▸ Instructions to follow
Below you will find a set of lines. Repeat them all exactly.

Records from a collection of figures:

>>>

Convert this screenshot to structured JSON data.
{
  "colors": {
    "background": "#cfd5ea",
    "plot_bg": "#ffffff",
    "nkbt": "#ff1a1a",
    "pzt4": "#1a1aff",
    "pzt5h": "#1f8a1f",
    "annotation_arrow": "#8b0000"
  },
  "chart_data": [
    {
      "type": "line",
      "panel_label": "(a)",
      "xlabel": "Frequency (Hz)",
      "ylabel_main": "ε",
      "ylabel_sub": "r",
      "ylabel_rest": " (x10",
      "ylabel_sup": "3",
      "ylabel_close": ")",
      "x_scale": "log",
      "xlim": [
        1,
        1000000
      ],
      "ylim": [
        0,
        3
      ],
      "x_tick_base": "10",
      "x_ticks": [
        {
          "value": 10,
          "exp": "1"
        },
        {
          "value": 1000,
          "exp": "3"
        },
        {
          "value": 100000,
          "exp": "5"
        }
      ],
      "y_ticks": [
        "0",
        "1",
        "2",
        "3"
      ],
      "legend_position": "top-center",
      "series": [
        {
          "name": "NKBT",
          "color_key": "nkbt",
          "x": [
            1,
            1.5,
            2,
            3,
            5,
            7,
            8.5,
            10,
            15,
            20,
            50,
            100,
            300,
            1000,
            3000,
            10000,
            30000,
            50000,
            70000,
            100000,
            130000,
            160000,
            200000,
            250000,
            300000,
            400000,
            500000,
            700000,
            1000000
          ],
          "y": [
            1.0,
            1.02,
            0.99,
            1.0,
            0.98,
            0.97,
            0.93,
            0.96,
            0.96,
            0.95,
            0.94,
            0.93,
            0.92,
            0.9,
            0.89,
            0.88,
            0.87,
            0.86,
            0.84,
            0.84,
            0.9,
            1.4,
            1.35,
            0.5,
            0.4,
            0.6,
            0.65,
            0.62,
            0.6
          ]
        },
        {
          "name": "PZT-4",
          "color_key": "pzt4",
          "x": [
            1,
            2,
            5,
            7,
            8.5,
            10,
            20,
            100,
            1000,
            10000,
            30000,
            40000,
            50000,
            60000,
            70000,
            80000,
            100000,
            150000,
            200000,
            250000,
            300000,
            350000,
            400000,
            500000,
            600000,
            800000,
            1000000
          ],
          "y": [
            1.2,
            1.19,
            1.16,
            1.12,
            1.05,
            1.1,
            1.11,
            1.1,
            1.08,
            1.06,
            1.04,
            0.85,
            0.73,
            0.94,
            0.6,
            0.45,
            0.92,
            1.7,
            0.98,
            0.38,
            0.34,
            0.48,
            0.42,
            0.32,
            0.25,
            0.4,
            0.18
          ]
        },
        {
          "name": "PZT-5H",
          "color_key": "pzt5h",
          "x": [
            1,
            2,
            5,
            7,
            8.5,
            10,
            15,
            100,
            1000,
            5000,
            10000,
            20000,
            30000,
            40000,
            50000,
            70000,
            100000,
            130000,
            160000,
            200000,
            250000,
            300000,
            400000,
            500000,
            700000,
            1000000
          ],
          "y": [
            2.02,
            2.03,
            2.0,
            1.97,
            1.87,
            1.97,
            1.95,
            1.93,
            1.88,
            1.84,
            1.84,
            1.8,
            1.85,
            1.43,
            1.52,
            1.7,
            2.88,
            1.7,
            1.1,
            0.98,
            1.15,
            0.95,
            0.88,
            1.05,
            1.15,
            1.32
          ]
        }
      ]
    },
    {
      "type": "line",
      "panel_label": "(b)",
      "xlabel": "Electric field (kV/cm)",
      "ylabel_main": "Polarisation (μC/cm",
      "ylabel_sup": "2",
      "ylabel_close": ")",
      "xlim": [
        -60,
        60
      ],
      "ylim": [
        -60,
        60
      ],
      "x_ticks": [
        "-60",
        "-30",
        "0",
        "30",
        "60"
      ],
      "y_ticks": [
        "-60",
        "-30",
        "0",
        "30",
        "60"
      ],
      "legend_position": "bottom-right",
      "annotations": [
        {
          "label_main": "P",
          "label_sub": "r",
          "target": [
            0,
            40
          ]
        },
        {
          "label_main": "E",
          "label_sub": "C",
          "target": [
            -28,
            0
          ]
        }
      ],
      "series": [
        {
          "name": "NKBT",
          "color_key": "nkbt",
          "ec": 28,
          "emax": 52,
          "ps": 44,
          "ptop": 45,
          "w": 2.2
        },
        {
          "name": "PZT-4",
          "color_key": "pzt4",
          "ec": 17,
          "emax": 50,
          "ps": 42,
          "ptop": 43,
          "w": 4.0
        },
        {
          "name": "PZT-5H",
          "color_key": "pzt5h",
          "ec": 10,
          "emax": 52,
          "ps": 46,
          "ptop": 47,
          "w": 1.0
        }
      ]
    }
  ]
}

<<<

▸ Response to the exercise
Convert this screenshot to structured JSON data.
{
  "colors": {
    "background": "#cfd5ea",
    "plot_bg": "#ffffff",
    "nkbt": "#ff1a1a",
    "pzt4": "#1a1aff",
    "pzt5h": "#1f8a1f",
    "annotation_arrow": "#8b0000"
  },
  "chart_data": [
    {
      "type": "line",
      "panel_label": "(a)",
      "xlabel": "Frequency (Hz)",
      "ylabel_main": "ε",
      "ylabel_sub": "r",
      "ylabel_rest": " (x10",
      "ylabel_sup": "3",
      "ylabel_close": ")",
      "x_scale": "log",
      "xlim": [
        1,
        1000000
      ],
      "ylim": [
        0,
        3
      ],
      "x_tick_base": "10",
      "x_ticks": [
        {
          "value": 10,
          "exp": "1"
        },
        {
          "value": 1000,
          "exp": "3"
        },
        {
          "value": 100000,
          "exp": "5"
        }
      ],
      "y_ticks": [
        "0",
        "1",
        "2",
        "3"
      ],
      "legend_position": "top-center",
      "series": [
        {
          "name": "NKBT",
          "color_key": "nkbt",
          "x": [
            1,
            1.5,
            2,
            3,
            5,
            7,
            8.5,
            10,
            15,
            20,
            50,
            100,
            300,
            1000,
            3000,
            10000,
            30000,
            50000,
            70000,
            100000,
            130000,
            160000,
            200000,
            250000,
            300000,
            400000,
            500000,
            700000,
            1000000
          ],
          "y": [
            1.0,
            1.02,
            0.99,
            1.0,
            0.98,
            0.97,
            0.93,
            0.96,
            0.96,
            0.95,
            0.94,
            0.93,
            0.92,
            0.9,
            0.89,
            0.88,
            0.87,
            0.86,
            0.84,
            0.84,
            0.9,
            1.4,
            1.35,
            0.5,
            0.4,
            0.6,
            0.65,
            0.62,
            0.6
          ]
        },
        {
          "name": "PZT-4",
          "color_key": "pzt4",
          "x": [
            1,
            2,
            5,
            7,
            8.5,
            10,
            20,
            100,
            1000,
            10000,
            30000,
            40000,
            50000,
            60000,
            70000,
            80000,
            100000,
            150000,
            200000,
            250000,
            300000,
            350000,
            400000,
            500000,
            600000,
            800000,
            1000000
          ],
          "y": [
            1.2,
            1.19,
            1.16,
            1.12,
            1.05,
            1.1,
            1.11,
            1.1,
            1.08,
            1.06,
            1.04,
            0.85,
            0.73,
            0.94,
            0.6,
            0.45,
            0.92,
            1.7,
            0.98,
            0.38,
            0.34,
            0.48,
            0.42,
            0.32,
            0.25,
            0.4,
            0.18
          ]
        },
        {
          "name": "PZT-5H",
          "color_key": "pzt5h",
          "x": [
            1,
            2,
            5,
            7,
            8.5,
            10,
            15,
            100,
            1000,
            5000,
            10000,
            20000,
            30000,
            40000,
            50000,
            70000,
            100000,
            130000,
            160000,
            200000,
            250000,
            300000,
            400000,
            500000,
            700000,
            1000000
          ],
          "y": [
            2.02,
            2.03,
            2.0,
            1.97,
            1.87,
            1.97,
            1.95,
            1.93,
            1.88,
            1.84,
            1.84,
            1.8,
            1.85,
            1.43,
            1.52,
            1.7,
            2.88,
            1.7,
            1.1,
            0.98,
            1.15,
            0.95,
            0.88,
            1.05,
            1.15,
            1.32
          ]
        }
      ]
    },
    {
      "type": "line",
      "panel_label": "(b)",
      "xlabel": "Electric field (kV/cm)",
      "ylabel_main": "Polarisation (μC/cm",
      "ylabel_sup": "2",
      "ylabel_close": ")",
      "xlim": [
        -60,
        60
      ],
      "ylim": [
        -60,
        60
      ],
      "x_ticks": [
        "-60",
        "-30",
        "0",
        "30",
        "60"
      ],
      "y_ticks": [
        "-60",
        "-30",
        "0",
        "30",
        "60"
      ],
      "legend_position": "bottom-right",
      "annotations": [
        {
          "label_main": "P",
          "label_sub": "r",
          "target": [
            0,
            40
          ]
        },
        {
          "label_main": "E",
          "label_sub": "C",
          "target": [
            -28,
            0
          ]
        }
      ],
      "series": [
        {
          "name": "NKBT",
          "color_key": "nkbt",
          "ec": 28,
          "emax": 52,
          "ps": 44,
          "ptop": 45,
          "w": 2.2
        },
        {
          "name": "PZT-4",
          "color_key": "pzt4",
          "ec": 17,
          "emax": 50,
          "ps": 42,
          "ptop": 43,
          "w": 4.0
        },
        {
          "name": "PZT-5H",
          "color_key": "pzt5h",
          "ec": 10,
          "emax": 52,
          "ps": 46,
          "ptop": 47,
          "w": 1.0
        }
      ]
    }
  ]
}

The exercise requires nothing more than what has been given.